_Exercise objective:_
Extract every line that contains the word "time".

• • •

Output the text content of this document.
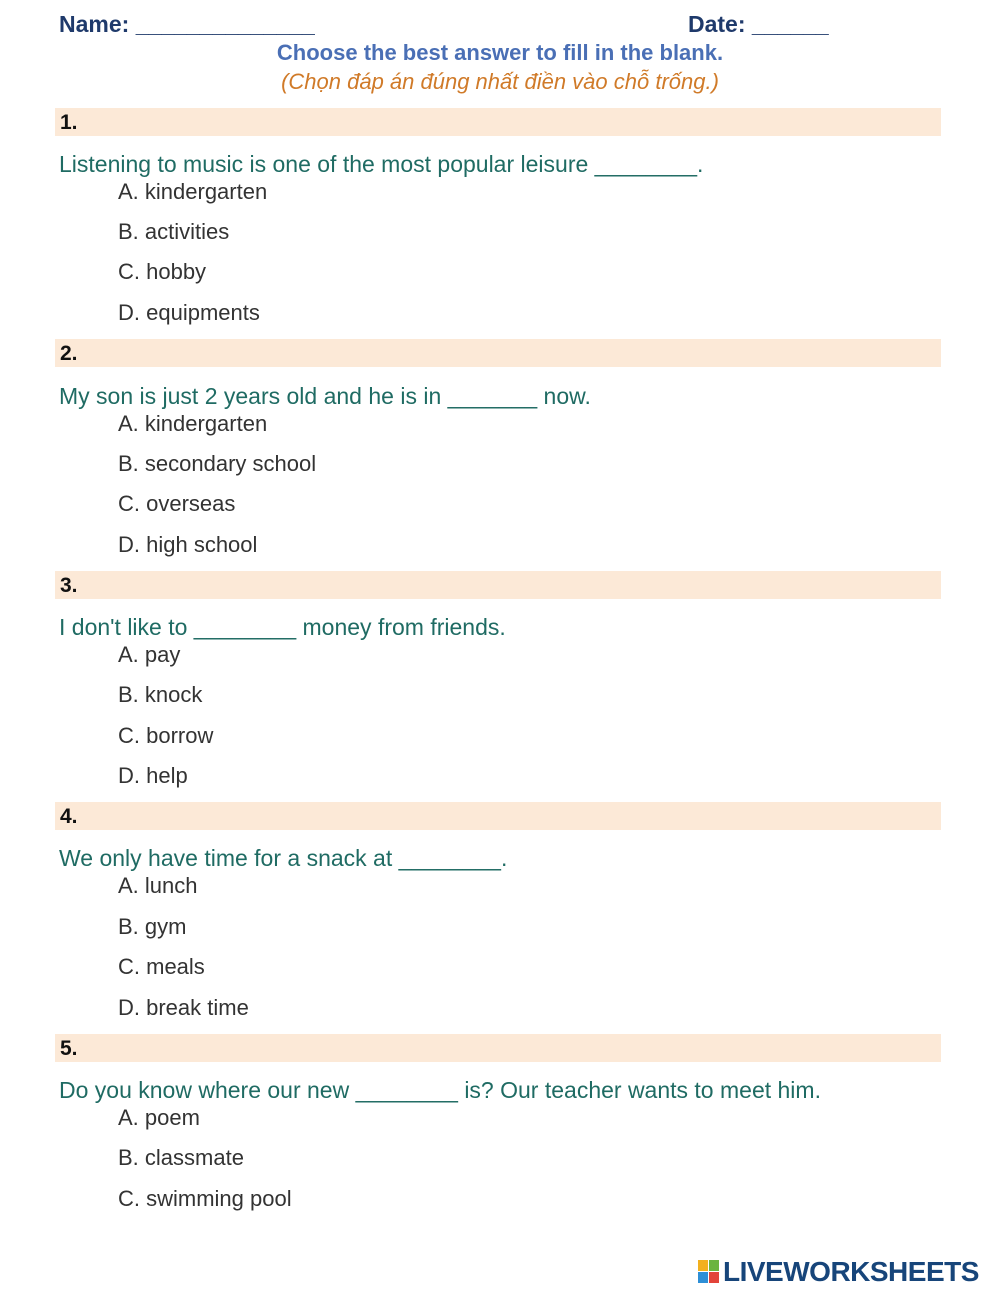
Name: ______________	Date: ______
Choose the best answer to fill in the blank.
(Chọn đáp án đúng nhất điền vào chỗ trống.)
1.
Listening to music is one of the most popular leisure ________.
A. kindergarten
B. activities
C. hobby
D. equipments
2.
My son is just 2 years old and he is in _______ now.
A. kindergarten
B. secondary school
C. overseas
D. high school
3.
I don't like to ________ money from friends.
A. pay
B. knock
C. borrow
D. help
4.
We only have time for a snack at ________.
A. lunch
B. gym
C. meals
D. break time
5.
Do you know where our new ________ is? Our teacher wants to meet him.
A. poem
B. classmate
C. swimming pool
LIVEWORKSHEETS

• • •

_Exercise response:_
We only have time for a snack at ________.
D. break time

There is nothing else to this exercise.